# [Problem description]
Extract the following lines and reproduce them exactly, without any alteration.

[Lines excerpted from a collection]

= = = = = = =

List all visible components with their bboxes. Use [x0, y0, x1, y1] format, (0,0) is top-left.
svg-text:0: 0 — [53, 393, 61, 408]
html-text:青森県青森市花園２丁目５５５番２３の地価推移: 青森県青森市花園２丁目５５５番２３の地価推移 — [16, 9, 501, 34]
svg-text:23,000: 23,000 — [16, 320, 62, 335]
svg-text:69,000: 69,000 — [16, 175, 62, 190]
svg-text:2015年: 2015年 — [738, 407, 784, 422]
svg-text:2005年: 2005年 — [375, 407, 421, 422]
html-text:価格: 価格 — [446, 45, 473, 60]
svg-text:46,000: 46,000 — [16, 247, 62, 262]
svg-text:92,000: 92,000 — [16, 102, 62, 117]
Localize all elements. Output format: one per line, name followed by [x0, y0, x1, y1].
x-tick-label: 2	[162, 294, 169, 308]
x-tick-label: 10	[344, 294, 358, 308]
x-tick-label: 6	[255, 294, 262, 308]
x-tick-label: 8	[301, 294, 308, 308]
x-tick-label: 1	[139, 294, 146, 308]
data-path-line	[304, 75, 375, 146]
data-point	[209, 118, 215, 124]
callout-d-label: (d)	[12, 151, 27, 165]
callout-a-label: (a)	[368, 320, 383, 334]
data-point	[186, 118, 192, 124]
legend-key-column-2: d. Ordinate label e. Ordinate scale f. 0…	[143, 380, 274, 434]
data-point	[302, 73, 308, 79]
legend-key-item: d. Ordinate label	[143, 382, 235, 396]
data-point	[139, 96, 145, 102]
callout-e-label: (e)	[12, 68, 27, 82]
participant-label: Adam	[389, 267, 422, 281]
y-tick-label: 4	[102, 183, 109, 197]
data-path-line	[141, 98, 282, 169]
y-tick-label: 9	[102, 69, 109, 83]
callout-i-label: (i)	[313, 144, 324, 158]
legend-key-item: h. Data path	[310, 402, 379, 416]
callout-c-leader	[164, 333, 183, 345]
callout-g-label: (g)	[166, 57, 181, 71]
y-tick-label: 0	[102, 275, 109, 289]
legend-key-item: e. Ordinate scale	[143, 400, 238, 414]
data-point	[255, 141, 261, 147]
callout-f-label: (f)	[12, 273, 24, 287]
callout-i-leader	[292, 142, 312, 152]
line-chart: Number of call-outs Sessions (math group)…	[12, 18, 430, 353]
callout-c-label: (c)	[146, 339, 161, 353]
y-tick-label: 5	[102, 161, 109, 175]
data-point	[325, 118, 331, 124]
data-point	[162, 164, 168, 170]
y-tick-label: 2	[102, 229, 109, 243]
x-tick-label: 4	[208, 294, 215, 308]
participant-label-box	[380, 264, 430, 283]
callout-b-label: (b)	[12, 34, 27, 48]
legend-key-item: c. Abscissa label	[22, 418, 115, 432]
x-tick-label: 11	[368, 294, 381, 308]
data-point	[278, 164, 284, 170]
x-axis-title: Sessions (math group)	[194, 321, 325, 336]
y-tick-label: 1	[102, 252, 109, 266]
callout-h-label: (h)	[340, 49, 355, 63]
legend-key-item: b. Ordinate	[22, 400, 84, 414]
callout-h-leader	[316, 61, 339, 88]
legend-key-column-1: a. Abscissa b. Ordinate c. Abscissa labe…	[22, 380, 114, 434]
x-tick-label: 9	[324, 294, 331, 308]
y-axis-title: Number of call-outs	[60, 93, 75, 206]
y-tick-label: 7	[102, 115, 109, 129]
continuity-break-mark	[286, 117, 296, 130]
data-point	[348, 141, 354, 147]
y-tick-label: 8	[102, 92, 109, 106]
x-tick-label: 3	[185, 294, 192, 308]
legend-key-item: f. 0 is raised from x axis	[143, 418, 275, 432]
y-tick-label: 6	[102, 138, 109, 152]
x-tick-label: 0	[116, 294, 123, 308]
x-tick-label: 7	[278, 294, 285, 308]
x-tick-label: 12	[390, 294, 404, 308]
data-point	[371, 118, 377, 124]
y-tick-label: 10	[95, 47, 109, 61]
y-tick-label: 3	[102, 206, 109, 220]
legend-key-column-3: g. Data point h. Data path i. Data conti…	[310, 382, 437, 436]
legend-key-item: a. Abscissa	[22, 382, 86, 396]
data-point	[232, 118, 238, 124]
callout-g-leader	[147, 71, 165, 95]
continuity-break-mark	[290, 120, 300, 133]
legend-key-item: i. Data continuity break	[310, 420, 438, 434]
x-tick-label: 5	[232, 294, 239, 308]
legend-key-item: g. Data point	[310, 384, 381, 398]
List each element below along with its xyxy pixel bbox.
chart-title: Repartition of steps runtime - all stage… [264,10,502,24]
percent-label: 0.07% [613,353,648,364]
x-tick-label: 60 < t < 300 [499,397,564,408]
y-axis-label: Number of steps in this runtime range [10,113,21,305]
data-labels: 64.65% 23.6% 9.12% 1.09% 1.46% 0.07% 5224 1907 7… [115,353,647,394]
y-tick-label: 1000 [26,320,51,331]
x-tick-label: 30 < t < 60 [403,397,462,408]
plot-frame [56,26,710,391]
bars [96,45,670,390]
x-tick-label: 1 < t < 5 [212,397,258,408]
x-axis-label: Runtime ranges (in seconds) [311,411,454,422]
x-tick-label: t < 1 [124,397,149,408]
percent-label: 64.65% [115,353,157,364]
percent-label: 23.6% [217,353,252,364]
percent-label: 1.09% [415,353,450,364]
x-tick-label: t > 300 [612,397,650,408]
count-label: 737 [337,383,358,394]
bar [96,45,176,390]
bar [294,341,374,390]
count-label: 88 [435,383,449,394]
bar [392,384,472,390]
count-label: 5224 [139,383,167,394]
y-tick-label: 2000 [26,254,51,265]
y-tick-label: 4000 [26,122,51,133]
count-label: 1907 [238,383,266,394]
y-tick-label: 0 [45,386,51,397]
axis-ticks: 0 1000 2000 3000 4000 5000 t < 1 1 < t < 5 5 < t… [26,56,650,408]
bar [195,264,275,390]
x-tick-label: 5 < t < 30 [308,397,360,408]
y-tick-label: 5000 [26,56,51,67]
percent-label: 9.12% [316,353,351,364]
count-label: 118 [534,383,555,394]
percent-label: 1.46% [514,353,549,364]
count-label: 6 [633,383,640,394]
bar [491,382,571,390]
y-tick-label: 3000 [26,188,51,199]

= = = = = = =

# [Response]
List all visible components with their bboxes. Use [x0, y0, x1, y1] format, (0,0) is top-left.
svg-text:0: 0 — [53, 393, 61, 408]
html-text:青森県青森市花園２丁目５５５番２３の地価推移: 青森県青森市花園２丁目５５５番２３の地価推移 — [16, 9, 501, 34]
svg-text:23,000: 23,000 — [16, 320, 62, 335]
svg-text:69,000: 69,000 — [16, 175, 62, 190]
svg-text:2015年: 2015年 — [738, 407, 784, 422]
svg-text:2005年: 2005年 — [375, 407, 421, 422]
html-text:価格: 価格 — [446, 45, 473, 60]
svg-text:46,000: 46,000 — [16, 247, 62, 262]
svg-text:92,000: 92,000 — [16, 102, 62, 117]
Localize all elements. Output format: one per line, name followed by [x0, y0, x1, y1].
x-tick-label: 2	[162, 294, 169, 308]
x-tick-label: 10	[344, 294, 358, 308]
x-tick-label: 6	[255, 294, 262, 308]
x-tick-label: 8	[301, 294, 308, 308]
x-tick-label: 1	[139, 294, 146, 308]
data-path-line	[304, 75, 375, 146]
data-point	[209, 118, 215, 124]
callout-d-label: (d)	[12, 151, 27, 165]
callout-a-label: (a)	[368, 320, 383, 334]
data-point	[186, 118, 192, 124]
legend-key-column-2: d. Ordinate label e. Ordinate scale f. 0…	[143, 380, 274, 434]
data-point	[302, 73, 308, 79]
legend-key-item: d. Ordinate label	[143, 382, 235, 396]
data-point	[139, 96, 145, 102]
callout-e-label: (e)	[12, 68, 27, 82]
participant-label: Adam	[389, 267, 422, 281]
y-tick-label: 4	[102, 183, 109, 197]
data-path-line	[141, 98, 282, 169]
y-tick-label: 9	[102, 69, 109, 83]
callout-i-label: (i)	[313, 144, 324, 158]
legend-key-item: h. Data path	[310, 402, 379, 416]
callout-c-leader	[164, 333, 183, 345]
callout-g-label: (g)	[166, 57, 181, 71]
y-tick-label: 0	[102, 275, 109, 289]
legend-key-item: e. Ordinate scale	[143, 400, 238, 414]
data-point	[255, 141, 261, 147]
callout-f-label: (f)	[12, 273, 24, 287]
callout-i-leader	[292, 142, 312, 152]
line-chart: Number of call-outs Sessions (math group)…	[12, 18, 430, 353]
callout-c-label: (c)	[146, 339, 161, 353]
y-tick-label: 5	[102, 161, 109, 175]
data-point	[325, 118, 331, 124]
data-point	[162, 164, 168, 170]
y-tick-label: 2	[102, 229, 109, 243]
x-tick-label: 4	[208, 294, 215, 308]
participant-label-box	[380, 264, 430, 283]
callout-b-label: (b)	[12, 34, 27, 48]
legend-key-item: c. Abscissa label	[22, 418, 115, 432]
x-tick-label: 11	[368, 294, 381, 308]
data-point	[278, 164, 284, 170]
x-axis-title: Sessions (math group)	[194, 321, 325, 336]
y-tick-label: 1	[102, 252, 109, 266]
callout-h-label: (h)	[340, 49, 355, 63]
legend-key-item: b. Ordinate	[22, 400, 84, 414]
callout-h-leader	[316, 61, 339, 88]
legend-key-column-1: a. Abscissa b. Ordinate c. Abscissa labe…	[22, 380, 114, 434]
x-tick-label: 9	[324, 294, 331, 308]
y-axis-title: Number of call-outs	[60, 93, 75, 206]
y-tick-label: 7	[102, 115, 109, 129]
continuity-break-mark	[286, 117, 296, 130]
data-point	[348, 141, 354, 147]
y-tick-label: 8	[102, 92, 109, 106]
x-tick-label: 3	[185, 294, 192, 308]
legend-key-item: f. 0 is raised from x axis	[143, 418, 275, 432]
y-tick-label: 6	[102, 138, 109, 152]
x-tick-label: 0	[116, 294, 123, 308]
x-tick-label: 7	[278, 294, 285, 308]
x-tick-label: 12	[390, 294, 404, 308]
data-point	[371, 118, 377, 124]
y-tick-label: 10	[95, 47, 109, 61]
y-tick-label: 3	[102, 206, 109, 220]
legend-key-column-3: g. Data point h. Data path i. Data conti…	[310, 382, 437, 436]
legend-key-item: a. Abscissa	[22, 382, 86, 396]
data-point	[232, 118, 238, 124]
callout-g-leader	[147, 71, 165, 95]
continuity-break-mark	[290, 120, 300, 133]
legend-key-item: i. Data continuity break	[310, 420, 438, 434]
x-tick-label: 5	[232, 294, 239, 308]
legend-key-item: g. Data point	[310, 384, 381, 398]
List each element below along with its xyxy pixel bbox.
chart-title: Repartition of steps runtime - all stage… [264,10,502,24]
percent-label: 0.07% [613,353,648,364]
x-tick-label: 60 < t < 300 [499,397,564,408]
y-axis-label: Number of steps in this runtime range [10,113,21,305]
data-labels: 64.65% 23.6% 9.12% 1.09% 1.46% 0.07% 5224 1907 7… [115,353,647,394]
y-tick-label: 1000 [26,320,51,331]
x-tick-label: 30 < t < 60 [403,397,462,408]
plot-frame [56,26,710,391]
bars [96,45,670,390]
x-tick-label: 1 < t < 5 [212,397,258,408]
x-axis-label: Runtime ranges (in seconds) [311,411,454,422]
x-tick-label: t < 1 [124,397,149,408]
percent-label: 64.65% [115,353,157,364]
percent-label: 23.6% [217,353,252,364]
percent-label: 1.09% [415,353,450,364]
x-tick-label: t > 300 [612,397,650,408]
count-label: 737 [337,383,358,394]
bar [96,45,176,390]
bar [294,341,374,390]
count-label: 88 [435,383,449,394]
bar [392,384,472,390]
count-label: 5224 [139,383,167,394]
y-tick-label: 2000 [26,254,51,265]
y-tick-label: 4000 [26,122,51,133]
count-label: 1907 [238,383,266,394]
y-tick-label: 0 [45,386,51,397]
axis-ticks: 0 1000 2000 3000 4000 5000 t < 1 1 < t < 5 5 < t… [26,56,650,408]
bar [195,264,275,390]
x-tick-label: 5 < t < 30 [308,397,360,408]
y-tick-label: 5000 [26,56,51,67]
percent-label: 9.12% [316,353,351,364]
count-label: 118 [534,383,555,394]
percent-label: 1.46% [514,353,549,364]
count-label: 6 [633,383,640,394]
bar [491,382,571,390]
y-tick-label: 3000 [26,188,51,199]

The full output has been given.